───── Excerpted passage ─────
Poorman's Breakfast Skillet image

When I was growing up and when we didn't have much money, my Mom would make this for our Breakfast. It was't fancy, but it was good and filled our bellies. To make this even heartier, she would serve this on the side Recipe #141251.Now this was a meal that would stay with you :)The time for peeling the potatoes is included in the prep time.If you like you can add more meat.The amount of salt and pepper you use is up to you. Submitted to " ZAAR " on November 13, 2009.

Provided by Chef shapeweaver

Categories     Breakfast

Time 40m

Yield 2 serving(s)

Number Of Ingredients 7

1 1/2 cups peeled peeled washed and thinly sliced russet potatoes
1/8 cup of all- vegetable shortening (PLEASE DO NOT USE ANY OIL )
1/8 cup of chopped sweet onion (optional)
1 1/2-2 ounces diced Spam or 1 1/2-2 ounces bologna
3 eggs, beaten well
1/2 teaspoon salt
1/2 teaspoon pepper

Steps:

  • Melt shortening in a 8 inch cast iron skillet over medium heat.
───── Dataset ─────
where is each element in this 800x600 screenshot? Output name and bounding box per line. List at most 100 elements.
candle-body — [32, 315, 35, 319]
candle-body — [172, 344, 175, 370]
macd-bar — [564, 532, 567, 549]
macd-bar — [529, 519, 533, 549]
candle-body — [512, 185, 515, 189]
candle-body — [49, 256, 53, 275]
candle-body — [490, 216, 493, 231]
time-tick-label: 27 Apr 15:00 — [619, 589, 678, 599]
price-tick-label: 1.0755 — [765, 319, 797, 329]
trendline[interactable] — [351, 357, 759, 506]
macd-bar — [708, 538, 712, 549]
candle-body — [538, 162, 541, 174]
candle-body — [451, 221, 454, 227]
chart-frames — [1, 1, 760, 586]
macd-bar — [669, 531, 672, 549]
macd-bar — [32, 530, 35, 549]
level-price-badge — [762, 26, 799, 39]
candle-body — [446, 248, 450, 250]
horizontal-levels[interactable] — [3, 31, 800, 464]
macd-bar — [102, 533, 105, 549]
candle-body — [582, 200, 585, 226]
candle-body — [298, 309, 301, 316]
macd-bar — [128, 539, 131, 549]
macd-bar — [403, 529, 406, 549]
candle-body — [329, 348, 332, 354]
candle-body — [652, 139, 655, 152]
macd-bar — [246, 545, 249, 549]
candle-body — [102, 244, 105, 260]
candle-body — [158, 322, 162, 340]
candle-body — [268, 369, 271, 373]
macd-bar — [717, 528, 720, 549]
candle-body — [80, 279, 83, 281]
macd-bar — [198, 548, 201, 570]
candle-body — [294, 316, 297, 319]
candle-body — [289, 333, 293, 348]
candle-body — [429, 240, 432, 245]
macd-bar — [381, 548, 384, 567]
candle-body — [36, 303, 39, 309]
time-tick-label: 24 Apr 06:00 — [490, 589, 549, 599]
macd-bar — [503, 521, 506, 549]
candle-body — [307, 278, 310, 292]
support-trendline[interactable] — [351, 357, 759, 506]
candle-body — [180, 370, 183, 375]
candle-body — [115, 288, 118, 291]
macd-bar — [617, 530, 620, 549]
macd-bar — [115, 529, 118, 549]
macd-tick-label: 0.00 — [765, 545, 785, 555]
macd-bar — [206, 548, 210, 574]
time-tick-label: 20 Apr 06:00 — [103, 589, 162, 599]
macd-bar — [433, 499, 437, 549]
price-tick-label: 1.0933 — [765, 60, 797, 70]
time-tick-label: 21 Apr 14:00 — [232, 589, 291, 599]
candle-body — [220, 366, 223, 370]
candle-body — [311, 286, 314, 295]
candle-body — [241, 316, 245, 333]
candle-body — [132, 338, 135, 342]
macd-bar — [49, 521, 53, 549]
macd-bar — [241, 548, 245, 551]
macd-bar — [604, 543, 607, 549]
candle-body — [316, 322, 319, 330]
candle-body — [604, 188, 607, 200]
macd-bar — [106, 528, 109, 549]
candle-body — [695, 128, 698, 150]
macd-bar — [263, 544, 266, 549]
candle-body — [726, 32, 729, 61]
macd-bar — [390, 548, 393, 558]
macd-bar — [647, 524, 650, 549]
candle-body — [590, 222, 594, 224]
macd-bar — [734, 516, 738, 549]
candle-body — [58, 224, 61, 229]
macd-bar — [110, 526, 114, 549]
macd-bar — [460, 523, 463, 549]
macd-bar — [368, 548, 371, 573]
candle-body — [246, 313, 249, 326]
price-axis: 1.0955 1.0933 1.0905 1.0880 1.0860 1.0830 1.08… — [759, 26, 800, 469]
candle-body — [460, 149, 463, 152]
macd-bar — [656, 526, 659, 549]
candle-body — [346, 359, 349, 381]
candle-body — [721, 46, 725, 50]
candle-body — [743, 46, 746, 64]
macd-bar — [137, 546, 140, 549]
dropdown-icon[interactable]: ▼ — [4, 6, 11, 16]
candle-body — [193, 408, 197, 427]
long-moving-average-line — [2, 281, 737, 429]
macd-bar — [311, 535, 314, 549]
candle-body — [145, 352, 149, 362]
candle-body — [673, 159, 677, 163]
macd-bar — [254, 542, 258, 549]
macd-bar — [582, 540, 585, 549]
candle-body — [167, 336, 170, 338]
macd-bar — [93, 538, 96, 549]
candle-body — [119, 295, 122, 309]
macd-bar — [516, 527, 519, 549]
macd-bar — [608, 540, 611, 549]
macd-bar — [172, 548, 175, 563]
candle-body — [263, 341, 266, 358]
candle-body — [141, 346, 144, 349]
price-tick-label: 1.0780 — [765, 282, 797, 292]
─────
*Written tasks:*
A - Please list every ingredient named in the breakfast skillet recipe, leaving out the amounts.
B - From the breakfast skillet recipe, extract the exact passage from "When I was growing" to "USE ANY OIL )".
The rows aren't needed for anything asked here.

*Answers for the tasks:*
A -
- Russet potatoes
- All-vegetable shortening
- Sweet onion (optional)
- Spam or bologna
- Eggs
- Salt
- Pepper

B -
When I was growing up and when we didn't have much money, my Mom would make this for our Breakfast. It was't fancy, but it was good and filled our bellies. To make this even heartier, she would serve this on the side Recipe #141251.Now this was a meal that would stay with you :)The time for peeling the potatoes is included in the prep time.If you like you can add more meat.The amount of salt and pepper you use is up to you. Submitted to " ZAAR " on November 13, 2009.

Provided by Chef shapeweaver

Categories     Breakfast

Time 40m

Yield 2 serving(s)

Number Of Ingredients 7

1 1/2 cups peeled peeled washed and thinly sliced russet potatoes
1/8 cup of all- vegetable shortening (PLEASE DO NOT USE ANY OIL )